▶ Aim of the exercise
Copy out all of the material, matching it word for word.
=======
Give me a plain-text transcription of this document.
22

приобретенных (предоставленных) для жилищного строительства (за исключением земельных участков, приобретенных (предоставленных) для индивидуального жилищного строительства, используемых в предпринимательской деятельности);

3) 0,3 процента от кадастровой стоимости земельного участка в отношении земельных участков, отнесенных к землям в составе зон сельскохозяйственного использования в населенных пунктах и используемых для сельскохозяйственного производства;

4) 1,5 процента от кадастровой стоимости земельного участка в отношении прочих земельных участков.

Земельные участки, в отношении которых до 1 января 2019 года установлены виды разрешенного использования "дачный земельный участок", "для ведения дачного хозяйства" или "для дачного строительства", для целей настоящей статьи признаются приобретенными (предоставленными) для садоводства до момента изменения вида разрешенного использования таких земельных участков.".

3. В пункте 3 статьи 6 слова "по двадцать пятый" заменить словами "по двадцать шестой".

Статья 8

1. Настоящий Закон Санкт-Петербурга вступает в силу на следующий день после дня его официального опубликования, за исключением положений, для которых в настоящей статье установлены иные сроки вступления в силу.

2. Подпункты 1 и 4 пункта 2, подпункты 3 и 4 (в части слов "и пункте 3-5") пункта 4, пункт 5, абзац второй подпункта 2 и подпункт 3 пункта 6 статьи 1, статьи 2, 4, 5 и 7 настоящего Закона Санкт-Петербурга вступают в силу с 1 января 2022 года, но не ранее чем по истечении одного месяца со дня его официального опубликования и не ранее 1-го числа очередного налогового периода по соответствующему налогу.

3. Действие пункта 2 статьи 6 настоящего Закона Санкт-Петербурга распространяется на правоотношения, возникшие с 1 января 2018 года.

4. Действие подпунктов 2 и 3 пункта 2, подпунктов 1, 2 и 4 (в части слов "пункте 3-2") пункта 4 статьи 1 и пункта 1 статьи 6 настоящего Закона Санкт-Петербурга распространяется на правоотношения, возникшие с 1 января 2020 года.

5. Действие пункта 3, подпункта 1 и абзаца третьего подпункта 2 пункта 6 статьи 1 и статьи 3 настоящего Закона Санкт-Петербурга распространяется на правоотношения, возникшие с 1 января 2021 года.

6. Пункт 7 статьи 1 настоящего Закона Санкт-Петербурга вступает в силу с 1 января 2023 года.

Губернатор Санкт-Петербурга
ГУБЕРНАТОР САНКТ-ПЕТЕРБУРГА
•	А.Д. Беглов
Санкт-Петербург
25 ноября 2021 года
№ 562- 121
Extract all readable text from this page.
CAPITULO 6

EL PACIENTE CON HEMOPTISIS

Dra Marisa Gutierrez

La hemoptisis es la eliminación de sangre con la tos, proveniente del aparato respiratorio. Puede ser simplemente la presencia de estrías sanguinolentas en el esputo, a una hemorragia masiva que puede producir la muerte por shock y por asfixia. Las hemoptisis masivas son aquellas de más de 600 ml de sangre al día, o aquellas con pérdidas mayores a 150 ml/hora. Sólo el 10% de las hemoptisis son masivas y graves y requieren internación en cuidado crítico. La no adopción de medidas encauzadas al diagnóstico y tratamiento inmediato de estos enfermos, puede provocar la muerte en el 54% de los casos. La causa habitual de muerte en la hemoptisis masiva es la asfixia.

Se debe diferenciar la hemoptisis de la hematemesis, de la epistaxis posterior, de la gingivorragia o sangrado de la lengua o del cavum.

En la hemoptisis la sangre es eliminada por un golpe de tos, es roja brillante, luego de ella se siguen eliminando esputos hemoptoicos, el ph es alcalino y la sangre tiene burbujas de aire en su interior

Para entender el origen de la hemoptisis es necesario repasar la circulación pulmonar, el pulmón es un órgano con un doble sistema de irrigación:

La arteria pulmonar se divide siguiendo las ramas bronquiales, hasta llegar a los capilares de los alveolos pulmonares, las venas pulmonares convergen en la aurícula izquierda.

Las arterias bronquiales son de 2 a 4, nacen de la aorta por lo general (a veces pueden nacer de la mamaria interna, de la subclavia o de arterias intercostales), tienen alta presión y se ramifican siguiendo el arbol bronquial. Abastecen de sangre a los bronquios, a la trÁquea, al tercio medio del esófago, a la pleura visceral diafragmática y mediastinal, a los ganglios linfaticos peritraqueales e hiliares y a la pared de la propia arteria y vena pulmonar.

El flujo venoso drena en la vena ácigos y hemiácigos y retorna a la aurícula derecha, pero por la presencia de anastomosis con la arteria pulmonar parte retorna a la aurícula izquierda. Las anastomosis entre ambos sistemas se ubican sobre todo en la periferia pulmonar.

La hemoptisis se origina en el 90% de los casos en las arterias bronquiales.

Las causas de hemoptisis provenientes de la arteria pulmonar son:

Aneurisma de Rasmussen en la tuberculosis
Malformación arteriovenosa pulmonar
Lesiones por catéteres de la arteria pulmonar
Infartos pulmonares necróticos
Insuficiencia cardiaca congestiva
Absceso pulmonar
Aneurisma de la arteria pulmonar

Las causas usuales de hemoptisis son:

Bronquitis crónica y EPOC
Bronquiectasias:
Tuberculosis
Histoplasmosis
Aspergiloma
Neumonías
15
=======
▶ Task answer
Give me a plain-text transcription of this document.
22

приобретенных (предоставленных) для жилищного строительства (за исключением земельных участков, приобретенных (предоставленных) для индивидуального жилищного строительства, используемых в предпринимательской деятельности);

3) 0,3 процента от кадастровой стоимости земельного участка в отношении земельных участков, отнесенных к землям в составе зон сельскохозяйственного использования в населенных пунктах и используемых для сельскохозяйственного производства;

4) 1,5 процента от кадастровой стоимости земельного участка в отношении прочих земельных участков.

Земельные участки, в отношении которых до 1 января 2019 года установлены виды разрешенного использования "дачный земельный участок", "для ведения дачного хозяйства" или "для дачного строительства", для целей настоящей статьи признаются приобретенными (предоставленными) для садоводства до момента изменения вида разрешенного использования таких земельных участков.".

3. В пункте 3 статьи 6 слова "по двадцать пятый" заменить словами "по двадцать шестой".

Статья 8

1. Настоящий Закон Санкт-Петербурга вступает в силу на следующий день после дня его официального опубликования, за исключением положений, для которых в настоящей статье установлены иные сроки вступления в силу.

2. Подпункты 1 и 4 пункта 2, подпункты 3 и 4 (в части слов "и пункте 3-5") пункта 4, пункт 5, абзац второй подпункта 2 и подпункт 3 пункта 6 статьи 1, статьи 2, 4, 5 и 7 настоящего Закона Санкт-Петербурга вступают в силу с 1 января 2022 года, но не ранее чем по истечении одного месяца со дня его официального опубликования и не ранее 1-го числа очередного налогового периода по соответствующему налогу.

3. Действие пункта 2 статьи 6 настоящего Закона Санкт-Петербурга распространяется на правоотношения, возникшие с 1 января 2018 года.

4. Действие подпунктов 2 и 3 пункта 2, подпунктов 1, 2 и 4 (в части слов "пункте 3-2") пункта 4 статьи 1 и пункта 1 статьи 6 настоящего Закона Санкт-Петербурга распространяется на правоотношения, возникшие с 1 января 2020 года.

5. Действие пункта 3, подпункта 1 и абзаца третьего подпункта 2 пункта 6 статьи 1 и статьи 3 настоящего Закона Санкт-Петербурга распространяется на правоотношения, возникшие с 1 января 2021 года.

6. Пункт 7 статьи 1 настоящего Закона Санкт-Петербурга вступает в силу с 1 января 2023 года.

Губернатор Санкт-Петербурга
ГУБЕРНАТОР САНКТ-ПЕТЕРБУРГА
•	А.Д. Беглов
Санкт-Петербург
25 ноября 2021 года
№ 562- 121
Extract all readable text from this page.
CAPITULO 6

EL PACIENTE CON HEMOPTISIS

Dra Marisa Gutierrez

La hemoptisis es la eliminación de sangre con la tos, proveniente del aparato respiratorio. Puede ser simplemente la presencia de estrías sanguinolentas en el esputo, a una hemorragia masiva que puede producir la muerte por shock y por asfixia. Las hemoptisis masivas son aquellas de más de 600 ml de sangre al día, o aquellas con pérdidas mayores a 150 ml/hora. Sólo el 10% de las hemoptisis son masivas y graves y requieren internación en cuidado crítico. La no adopción de medidas encauzadas al diagnóstico y tratamiento inmediato de estos enfermos, puede provocar la muerte en el 54% de los casos. La causa habitual de muerte en la hemoptisis masiva es la asfixia.

Se debe diferenciar la hemoptisis de la hematemesis, de la epistaxis posterior, de la gingivorragia o sangrado de la lengua o del cavum.

En la hemoptisis la sangre es eliminada por un golpe de tos, es roja brillante, luego de ella se siguen eliminando esputos hemoptoicos, el ph es alcalino y la sangre tiene burbujas de aire en su interior

Para entender el origen de la hemoptisis es necesario repasar la circulación pulmonar, el pulmón es un órgano con un doble sistema de irrigación:

La arteria pulmonar se divide siguiendo las ramas bronquiales, hasta llegar a los capilares de los alveolos pulmonares, las venas pulmonares convergen en la aurícula izquierda.

Las arterias bronquiales son de 2 a 4, nacen de la aorta por lo general (a veces pueden nacer de la mamaria interna, de la subclavia o de arterias intercostales), tienen alta presión y se ramifican siguiendo el arbol bronquial. Abastecen de sangre a los bronquios, a la trÁquea, al tercio medio del esófago, a la pleura visceral diafragmática y mediastinal, a los ganglios linfaticos peritraqueales e hiliares y a la pared de la propia arteria y vena pulmonar.

El flujo venoso drena en la vena ácigos y hemiácigos y retorna a la aurícula derecha, pero por la presencia de anastomosis con la arteria pulmonar parte retorna a la aurícula izquierda. Las anastomosis entre ambos sistemas se ubican sobre todo en la periferia pulmonar.

La hemoptisis se origina en el 90% de los casos en las arterias bronquiales.

Las causas de hemoptisis provenientes de la arteria pulmonar son:

Aneurisma de Rasmussen en la tuberculosis
Malformación arteriovenosa pulmonar
Lesiones por catéteres de la arteria pulmonar
Infartos pulmonares necróticos
Insuficiencia cardiaca congestiva
Absceso pulmonar
Aneurisma de la arteria pulmonar

Las causas usuales de hemoptisis son:

Bronquitis crónica y EPOC
Bronquiectasias:
Tuberculosis
Histoplasmosis
Aspergiloma
Neumonías
15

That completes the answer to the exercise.